- _Directions for this task_
From the listing below, tally the lines that include "xlabel". Return only the total.

****************************************

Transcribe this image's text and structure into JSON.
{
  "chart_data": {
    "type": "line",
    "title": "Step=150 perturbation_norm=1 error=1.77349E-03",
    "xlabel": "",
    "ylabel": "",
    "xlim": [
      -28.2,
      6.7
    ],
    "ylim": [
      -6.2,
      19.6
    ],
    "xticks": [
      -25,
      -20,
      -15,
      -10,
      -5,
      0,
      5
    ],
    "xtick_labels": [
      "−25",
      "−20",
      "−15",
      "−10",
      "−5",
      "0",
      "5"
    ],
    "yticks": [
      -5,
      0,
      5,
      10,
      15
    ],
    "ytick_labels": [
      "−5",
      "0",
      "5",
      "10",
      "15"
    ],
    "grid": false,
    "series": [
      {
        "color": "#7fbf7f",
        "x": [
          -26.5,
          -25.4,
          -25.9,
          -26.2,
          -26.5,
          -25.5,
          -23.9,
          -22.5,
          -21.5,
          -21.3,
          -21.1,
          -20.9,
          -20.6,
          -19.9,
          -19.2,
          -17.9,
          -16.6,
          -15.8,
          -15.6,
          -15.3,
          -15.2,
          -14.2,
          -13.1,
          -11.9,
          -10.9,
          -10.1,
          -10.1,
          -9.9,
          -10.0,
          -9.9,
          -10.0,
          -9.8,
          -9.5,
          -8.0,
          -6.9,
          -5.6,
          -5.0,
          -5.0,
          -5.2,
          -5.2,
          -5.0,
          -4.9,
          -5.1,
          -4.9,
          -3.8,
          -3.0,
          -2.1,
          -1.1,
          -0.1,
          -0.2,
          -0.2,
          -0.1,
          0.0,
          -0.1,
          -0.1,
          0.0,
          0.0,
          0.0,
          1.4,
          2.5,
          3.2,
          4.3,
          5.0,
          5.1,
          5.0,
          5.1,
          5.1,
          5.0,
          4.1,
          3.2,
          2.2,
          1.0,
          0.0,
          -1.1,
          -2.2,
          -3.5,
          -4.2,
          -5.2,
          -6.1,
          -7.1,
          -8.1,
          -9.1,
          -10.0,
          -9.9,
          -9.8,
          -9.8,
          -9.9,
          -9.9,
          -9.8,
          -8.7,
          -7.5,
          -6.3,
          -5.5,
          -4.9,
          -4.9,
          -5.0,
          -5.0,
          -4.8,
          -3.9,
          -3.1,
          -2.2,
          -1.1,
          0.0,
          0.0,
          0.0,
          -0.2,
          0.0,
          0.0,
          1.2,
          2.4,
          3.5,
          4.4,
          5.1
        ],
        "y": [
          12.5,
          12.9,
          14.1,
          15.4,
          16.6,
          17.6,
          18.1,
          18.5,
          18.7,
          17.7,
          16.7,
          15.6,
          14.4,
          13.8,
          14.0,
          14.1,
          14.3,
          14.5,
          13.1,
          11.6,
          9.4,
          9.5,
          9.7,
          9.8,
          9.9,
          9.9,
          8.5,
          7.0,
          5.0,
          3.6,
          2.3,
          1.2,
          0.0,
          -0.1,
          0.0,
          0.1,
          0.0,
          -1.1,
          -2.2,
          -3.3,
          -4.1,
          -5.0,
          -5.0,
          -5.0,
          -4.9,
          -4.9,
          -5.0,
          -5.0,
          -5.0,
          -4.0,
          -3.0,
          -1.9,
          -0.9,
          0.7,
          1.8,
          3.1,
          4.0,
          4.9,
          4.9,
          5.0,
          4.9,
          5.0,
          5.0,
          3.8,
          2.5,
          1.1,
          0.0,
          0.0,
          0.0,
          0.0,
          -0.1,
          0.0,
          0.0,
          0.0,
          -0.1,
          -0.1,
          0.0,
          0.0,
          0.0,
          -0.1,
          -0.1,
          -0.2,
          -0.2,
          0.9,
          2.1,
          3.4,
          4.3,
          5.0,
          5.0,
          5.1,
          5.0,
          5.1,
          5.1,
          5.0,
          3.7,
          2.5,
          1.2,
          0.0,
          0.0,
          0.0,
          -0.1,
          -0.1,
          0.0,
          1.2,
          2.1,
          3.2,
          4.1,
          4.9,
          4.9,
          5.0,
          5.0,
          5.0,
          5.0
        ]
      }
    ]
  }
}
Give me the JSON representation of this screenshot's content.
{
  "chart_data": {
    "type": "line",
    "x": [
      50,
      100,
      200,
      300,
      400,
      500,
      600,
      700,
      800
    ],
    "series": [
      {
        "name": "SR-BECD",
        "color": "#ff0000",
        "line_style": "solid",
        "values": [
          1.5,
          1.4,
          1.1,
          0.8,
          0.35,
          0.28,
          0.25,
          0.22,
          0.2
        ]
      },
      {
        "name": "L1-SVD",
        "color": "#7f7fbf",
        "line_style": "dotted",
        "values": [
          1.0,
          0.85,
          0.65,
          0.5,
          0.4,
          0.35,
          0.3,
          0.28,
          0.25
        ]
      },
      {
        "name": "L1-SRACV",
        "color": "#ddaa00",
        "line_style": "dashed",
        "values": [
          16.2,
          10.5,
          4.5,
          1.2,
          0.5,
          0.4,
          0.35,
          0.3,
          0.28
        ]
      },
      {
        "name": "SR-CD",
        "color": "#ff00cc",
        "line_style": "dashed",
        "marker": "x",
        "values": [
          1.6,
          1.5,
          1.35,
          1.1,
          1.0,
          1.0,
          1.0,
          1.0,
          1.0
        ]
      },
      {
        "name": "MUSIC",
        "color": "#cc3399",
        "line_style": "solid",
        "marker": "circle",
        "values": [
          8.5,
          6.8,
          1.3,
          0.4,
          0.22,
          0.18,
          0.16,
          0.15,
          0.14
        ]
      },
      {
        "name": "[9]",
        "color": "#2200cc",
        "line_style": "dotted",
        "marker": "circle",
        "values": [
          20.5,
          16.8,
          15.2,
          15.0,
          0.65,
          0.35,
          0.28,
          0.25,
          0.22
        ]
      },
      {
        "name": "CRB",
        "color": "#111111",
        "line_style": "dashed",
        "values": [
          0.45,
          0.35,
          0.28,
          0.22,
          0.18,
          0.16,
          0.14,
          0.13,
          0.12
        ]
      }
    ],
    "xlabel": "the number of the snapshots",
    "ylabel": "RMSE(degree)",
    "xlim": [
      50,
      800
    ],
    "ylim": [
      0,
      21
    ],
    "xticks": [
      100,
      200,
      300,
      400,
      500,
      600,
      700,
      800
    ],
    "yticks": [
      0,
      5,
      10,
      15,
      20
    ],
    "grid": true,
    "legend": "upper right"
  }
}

****************************************

- _The reply_
2